Supplied information →
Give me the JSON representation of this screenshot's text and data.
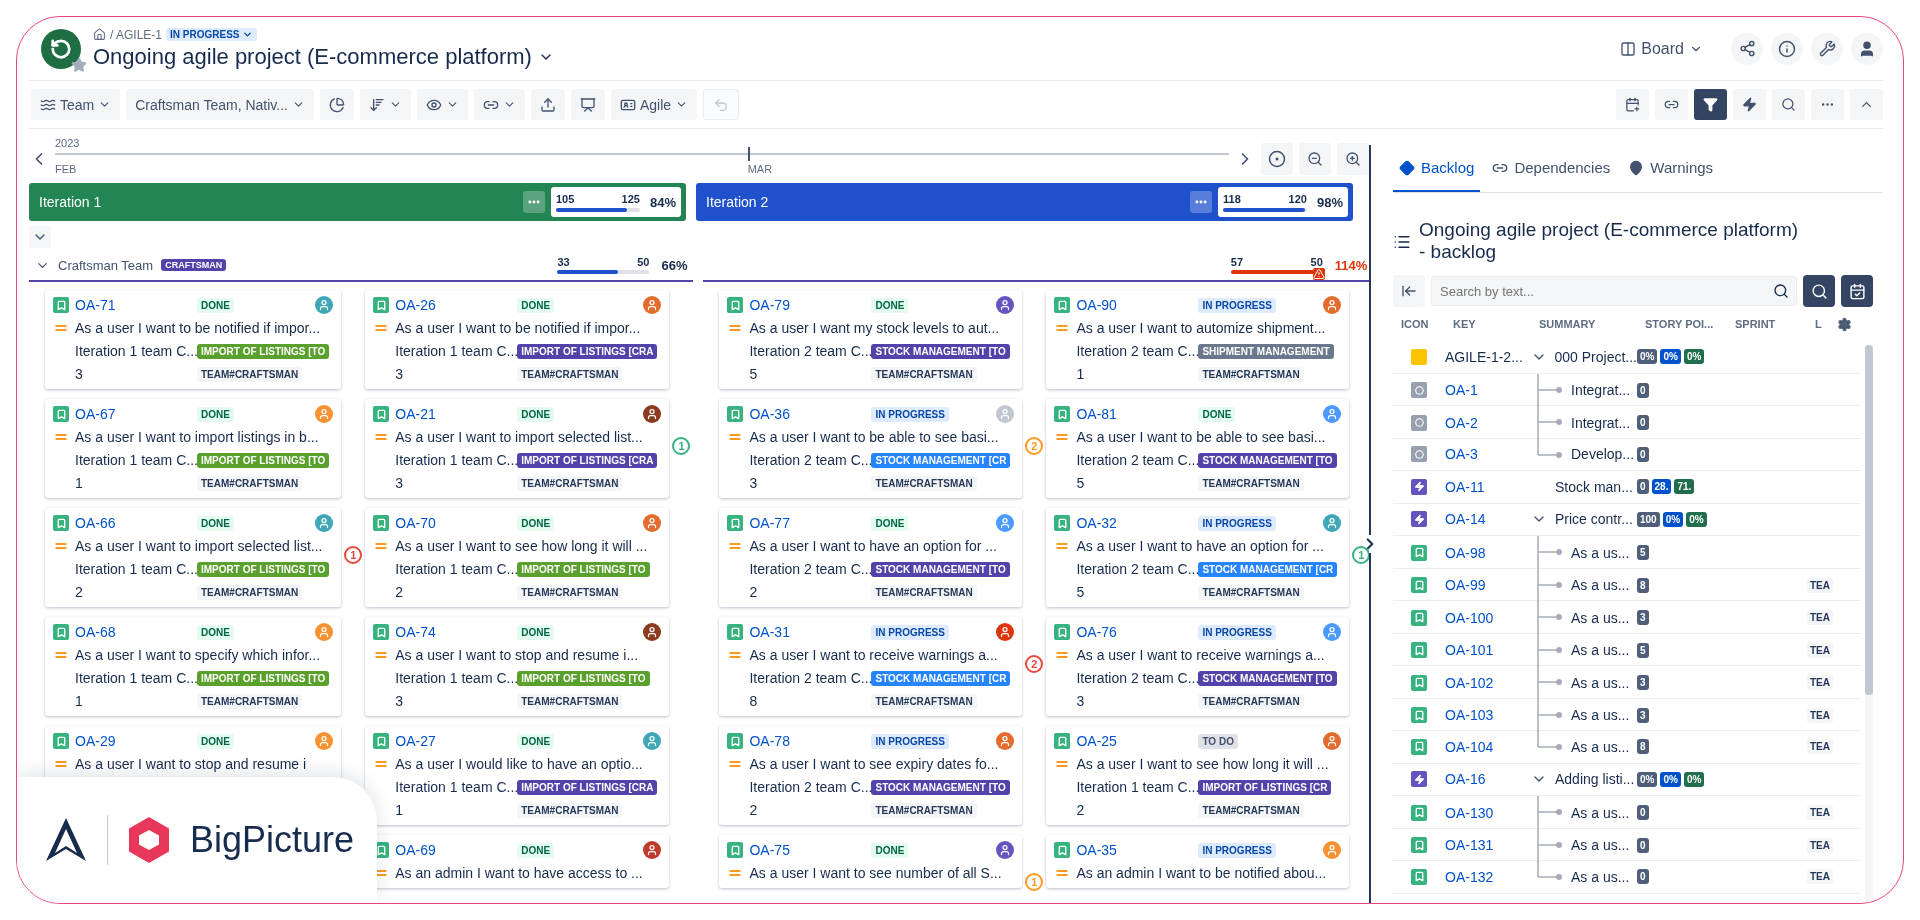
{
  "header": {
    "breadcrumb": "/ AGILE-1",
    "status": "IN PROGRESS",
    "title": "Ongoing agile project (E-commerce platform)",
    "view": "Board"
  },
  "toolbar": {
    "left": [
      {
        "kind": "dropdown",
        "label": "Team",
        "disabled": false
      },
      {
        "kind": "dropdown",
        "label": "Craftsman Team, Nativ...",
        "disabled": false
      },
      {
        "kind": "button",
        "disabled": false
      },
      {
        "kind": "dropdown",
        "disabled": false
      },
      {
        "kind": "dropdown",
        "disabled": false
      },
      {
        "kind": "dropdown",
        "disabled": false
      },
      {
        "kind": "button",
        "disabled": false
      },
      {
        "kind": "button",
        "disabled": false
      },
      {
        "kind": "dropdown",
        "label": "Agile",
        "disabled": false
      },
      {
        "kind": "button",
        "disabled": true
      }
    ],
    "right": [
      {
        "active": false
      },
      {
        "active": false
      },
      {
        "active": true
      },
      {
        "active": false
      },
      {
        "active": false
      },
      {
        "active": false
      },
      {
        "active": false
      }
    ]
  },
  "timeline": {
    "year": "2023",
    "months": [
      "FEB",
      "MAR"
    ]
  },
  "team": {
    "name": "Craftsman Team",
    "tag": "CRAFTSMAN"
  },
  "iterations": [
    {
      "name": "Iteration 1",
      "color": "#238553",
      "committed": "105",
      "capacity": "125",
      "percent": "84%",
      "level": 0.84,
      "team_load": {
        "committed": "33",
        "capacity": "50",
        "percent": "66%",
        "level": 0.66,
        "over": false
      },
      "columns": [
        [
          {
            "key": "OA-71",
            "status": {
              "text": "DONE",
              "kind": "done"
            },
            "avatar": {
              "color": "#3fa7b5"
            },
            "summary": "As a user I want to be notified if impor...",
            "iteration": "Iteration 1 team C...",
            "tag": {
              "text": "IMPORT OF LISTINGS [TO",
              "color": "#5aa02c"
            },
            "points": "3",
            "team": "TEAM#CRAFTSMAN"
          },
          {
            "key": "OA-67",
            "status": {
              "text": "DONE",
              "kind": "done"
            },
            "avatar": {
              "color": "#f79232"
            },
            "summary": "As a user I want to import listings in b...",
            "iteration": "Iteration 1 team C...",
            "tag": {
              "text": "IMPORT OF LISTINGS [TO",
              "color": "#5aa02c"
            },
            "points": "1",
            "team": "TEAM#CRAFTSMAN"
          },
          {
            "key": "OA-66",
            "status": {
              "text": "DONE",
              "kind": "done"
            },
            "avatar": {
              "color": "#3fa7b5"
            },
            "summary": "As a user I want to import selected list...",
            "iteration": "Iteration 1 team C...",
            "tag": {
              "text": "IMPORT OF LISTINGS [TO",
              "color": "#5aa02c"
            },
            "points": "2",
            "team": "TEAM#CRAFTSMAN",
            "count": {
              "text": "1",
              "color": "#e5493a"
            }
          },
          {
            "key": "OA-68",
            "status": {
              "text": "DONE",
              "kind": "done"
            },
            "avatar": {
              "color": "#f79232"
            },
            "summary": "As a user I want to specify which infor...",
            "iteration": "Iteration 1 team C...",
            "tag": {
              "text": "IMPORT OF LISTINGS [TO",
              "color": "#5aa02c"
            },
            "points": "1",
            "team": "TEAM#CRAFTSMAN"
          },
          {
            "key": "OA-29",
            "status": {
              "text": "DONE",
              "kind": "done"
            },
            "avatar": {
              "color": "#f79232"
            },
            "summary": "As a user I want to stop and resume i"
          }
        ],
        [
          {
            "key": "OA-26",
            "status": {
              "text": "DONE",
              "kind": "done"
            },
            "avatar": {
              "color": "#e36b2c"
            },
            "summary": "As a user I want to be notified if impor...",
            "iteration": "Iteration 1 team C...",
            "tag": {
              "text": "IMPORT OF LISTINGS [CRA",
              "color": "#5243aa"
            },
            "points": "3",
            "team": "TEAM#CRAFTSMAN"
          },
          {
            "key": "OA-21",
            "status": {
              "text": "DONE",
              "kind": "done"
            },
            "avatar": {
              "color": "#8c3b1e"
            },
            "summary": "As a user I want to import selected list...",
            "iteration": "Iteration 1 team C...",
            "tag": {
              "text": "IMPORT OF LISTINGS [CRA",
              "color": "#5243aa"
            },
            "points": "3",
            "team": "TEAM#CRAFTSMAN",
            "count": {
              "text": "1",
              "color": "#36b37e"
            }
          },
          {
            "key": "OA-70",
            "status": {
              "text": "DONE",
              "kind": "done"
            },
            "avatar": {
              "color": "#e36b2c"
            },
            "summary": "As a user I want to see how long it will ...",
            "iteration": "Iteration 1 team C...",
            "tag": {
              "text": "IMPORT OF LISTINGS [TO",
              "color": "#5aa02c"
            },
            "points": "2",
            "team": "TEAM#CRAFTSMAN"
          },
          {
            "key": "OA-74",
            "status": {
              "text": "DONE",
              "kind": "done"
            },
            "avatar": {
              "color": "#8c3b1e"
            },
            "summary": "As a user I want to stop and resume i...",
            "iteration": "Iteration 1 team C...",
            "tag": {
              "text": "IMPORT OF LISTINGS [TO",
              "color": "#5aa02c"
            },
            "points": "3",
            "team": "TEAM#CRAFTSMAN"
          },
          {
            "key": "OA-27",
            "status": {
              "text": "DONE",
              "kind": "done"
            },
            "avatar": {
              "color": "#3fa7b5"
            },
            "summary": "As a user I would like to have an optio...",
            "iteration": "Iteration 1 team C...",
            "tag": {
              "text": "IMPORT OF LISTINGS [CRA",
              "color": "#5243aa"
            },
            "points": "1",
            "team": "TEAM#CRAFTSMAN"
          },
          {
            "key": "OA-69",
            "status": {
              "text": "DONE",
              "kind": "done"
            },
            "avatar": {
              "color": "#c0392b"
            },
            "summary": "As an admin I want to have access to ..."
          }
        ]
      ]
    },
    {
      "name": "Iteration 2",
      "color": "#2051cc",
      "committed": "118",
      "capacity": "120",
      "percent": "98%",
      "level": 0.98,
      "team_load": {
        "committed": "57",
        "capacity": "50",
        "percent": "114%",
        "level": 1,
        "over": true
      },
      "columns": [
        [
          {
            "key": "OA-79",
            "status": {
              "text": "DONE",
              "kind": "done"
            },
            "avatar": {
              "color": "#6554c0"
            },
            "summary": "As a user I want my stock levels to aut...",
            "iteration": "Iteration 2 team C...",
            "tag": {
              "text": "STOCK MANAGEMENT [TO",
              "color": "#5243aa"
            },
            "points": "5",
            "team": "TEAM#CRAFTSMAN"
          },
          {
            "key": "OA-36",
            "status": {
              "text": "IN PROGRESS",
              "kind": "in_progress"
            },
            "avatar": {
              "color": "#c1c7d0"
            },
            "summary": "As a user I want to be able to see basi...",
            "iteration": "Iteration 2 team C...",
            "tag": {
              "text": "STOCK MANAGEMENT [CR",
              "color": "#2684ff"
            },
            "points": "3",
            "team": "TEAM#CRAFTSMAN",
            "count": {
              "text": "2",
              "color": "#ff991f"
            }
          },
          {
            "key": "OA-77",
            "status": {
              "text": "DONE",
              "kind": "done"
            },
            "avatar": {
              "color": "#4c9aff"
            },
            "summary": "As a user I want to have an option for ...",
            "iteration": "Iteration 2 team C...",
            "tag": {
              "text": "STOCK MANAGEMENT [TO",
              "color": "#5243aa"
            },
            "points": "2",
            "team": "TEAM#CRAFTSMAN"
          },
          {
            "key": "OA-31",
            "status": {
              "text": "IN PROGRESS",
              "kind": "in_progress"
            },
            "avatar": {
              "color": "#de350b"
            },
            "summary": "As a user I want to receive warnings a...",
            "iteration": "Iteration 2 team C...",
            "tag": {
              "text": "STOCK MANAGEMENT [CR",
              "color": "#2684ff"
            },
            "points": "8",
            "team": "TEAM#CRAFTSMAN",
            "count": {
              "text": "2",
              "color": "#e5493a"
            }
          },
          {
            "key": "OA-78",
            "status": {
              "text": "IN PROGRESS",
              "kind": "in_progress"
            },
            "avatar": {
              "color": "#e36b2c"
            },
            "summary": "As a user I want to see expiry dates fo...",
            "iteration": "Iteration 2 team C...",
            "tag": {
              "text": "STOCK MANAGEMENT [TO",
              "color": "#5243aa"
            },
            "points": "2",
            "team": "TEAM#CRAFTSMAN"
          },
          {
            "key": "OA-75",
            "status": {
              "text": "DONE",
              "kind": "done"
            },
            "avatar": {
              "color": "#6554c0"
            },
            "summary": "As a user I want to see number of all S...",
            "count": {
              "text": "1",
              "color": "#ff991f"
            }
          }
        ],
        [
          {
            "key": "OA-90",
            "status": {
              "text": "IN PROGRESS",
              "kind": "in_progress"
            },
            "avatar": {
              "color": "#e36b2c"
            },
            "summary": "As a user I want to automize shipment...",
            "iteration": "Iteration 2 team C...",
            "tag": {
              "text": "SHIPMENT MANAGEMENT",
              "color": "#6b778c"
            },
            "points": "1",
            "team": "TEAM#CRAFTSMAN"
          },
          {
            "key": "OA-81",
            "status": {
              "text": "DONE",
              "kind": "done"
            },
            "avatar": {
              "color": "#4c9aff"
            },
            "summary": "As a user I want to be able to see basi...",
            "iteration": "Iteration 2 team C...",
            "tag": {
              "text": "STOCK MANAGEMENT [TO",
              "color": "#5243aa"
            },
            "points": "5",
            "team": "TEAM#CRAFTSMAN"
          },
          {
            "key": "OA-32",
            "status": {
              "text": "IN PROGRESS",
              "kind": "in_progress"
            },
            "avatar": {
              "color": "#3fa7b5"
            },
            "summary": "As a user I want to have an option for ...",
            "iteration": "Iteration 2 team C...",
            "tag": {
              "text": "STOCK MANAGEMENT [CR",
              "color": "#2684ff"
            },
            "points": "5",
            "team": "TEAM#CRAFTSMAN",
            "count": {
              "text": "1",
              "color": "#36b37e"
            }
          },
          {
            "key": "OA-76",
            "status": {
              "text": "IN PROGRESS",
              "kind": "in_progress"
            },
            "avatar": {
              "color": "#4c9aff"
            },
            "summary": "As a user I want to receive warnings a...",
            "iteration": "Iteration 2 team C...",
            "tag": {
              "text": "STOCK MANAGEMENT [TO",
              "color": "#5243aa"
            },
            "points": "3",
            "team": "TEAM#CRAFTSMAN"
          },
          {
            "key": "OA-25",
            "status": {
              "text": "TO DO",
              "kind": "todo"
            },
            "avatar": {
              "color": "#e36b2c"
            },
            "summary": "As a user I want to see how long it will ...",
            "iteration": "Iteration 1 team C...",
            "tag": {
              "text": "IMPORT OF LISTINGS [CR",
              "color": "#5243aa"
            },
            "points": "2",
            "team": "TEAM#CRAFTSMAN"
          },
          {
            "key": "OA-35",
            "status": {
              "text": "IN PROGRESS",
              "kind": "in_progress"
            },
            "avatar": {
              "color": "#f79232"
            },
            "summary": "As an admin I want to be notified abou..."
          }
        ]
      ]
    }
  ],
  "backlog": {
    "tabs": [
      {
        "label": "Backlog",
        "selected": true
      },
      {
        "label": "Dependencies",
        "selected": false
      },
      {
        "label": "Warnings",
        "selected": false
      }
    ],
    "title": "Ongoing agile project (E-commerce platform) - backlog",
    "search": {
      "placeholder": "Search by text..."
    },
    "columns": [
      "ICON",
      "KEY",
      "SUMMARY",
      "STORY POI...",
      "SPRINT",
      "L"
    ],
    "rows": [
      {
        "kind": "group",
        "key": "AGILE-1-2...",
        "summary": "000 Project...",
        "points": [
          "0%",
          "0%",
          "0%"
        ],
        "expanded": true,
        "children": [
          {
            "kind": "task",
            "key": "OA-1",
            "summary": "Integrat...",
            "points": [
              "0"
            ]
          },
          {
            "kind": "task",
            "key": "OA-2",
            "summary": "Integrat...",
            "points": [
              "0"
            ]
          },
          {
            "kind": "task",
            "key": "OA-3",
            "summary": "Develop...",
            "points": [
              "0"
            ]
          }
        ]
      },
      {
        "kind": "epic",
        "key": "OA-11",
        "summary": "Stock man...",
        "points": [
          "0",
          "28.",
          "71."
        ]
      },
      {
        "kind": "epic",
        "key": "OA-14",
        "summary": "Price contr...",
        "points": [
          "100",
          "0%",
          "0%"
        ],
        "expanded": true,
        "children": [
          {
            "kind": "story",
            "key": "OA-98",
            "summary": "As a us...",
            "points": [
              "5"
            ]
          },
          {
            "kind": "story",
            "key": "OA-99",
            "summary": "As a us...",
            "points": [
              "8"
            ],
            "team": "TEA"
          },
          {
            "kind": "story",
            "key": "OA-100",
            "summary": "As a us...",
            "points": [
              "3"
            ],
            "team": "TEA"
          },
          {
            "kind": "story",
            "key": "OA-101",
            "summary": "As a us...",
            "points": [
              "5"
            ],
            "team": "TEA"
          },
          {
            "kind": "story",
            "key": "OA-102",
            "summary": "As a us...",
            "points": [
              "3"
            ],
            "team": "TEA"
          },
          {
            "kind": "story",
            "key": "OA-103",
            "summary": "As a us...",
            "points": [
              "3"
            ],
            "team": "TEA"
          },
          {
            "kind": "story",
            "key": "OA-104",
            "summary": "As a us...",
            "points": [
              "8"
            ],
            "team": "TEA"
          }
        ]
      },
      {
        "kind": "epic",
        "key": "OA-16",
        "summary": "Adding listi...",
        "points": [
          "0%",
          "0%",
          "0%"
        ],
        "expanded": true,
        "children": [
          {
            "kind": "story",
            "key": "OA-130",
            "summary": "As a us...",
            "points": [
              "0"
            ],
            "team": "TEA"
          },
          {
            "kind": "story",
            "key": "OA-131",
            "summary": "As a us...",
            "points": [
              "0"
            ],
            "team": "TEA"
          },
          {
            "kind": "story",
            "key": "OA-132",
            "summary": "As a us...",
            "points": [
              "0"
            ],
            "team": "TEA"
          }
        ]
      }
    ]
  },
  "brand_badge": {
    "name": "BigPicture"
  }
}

---

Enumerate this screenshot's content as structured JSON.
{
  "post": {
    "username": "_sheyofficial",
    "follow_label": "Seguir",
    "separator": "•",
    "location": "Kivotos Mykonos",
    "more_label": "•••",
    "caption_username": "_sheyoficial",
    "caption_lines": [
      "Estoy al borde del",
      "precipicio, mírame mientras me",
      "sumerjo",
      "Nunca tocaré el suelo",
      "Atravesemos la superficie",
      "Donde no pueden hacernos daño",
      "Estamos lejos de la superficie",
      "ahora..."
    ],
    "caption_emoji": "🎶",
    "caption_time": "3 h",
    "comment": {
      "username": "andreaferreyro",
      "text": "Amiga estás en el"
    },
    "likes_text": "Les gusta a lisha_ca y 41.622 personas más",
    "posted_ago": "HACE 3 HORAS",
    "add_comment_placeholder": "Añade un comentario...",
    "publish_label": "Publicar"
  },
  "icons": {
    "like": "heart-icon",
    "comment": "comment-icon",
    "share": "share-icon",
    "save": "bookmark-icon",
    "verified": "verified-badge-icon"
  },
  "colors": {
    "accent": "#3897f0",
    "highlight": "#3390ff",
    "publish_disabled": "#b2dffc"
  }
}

...

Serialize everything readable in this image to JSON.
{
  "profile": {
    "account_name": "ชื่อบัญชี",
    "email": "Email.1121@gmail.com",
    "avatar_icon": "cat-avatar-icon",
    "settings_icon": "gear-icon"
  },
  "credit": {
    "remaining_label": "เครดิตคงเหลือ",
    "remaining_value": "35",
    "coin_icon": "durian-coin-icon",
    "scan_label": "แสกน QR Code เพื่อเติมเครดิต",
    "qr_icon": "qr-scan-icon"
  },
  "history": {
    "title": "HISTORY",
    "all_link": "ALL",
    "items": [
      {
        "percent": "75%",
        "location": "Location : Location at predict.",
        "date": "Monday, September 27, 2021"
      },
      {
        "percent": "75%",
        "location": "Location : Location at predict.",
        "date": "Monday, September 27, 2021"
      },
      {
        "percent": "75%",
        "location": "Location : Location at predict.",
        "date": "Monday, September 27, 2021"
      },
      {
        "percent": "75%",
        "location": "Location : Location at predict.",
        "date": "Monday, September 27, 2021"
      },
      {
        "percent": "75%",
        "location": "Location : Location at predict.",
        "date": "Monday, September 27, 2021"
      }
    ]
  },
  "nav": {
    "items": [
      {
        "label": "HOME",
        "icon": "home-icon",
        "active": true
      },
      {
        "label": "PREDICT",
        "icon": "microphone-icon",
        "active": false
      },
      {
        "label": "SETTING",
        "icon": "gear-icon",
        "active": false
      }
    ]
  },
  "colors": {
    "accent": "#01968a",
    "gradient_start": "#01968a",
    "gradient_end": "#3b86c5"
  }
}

Challenge →
Among the entries above, how many lines hold the word "capacity"? Reply with only that number.

Task result →
4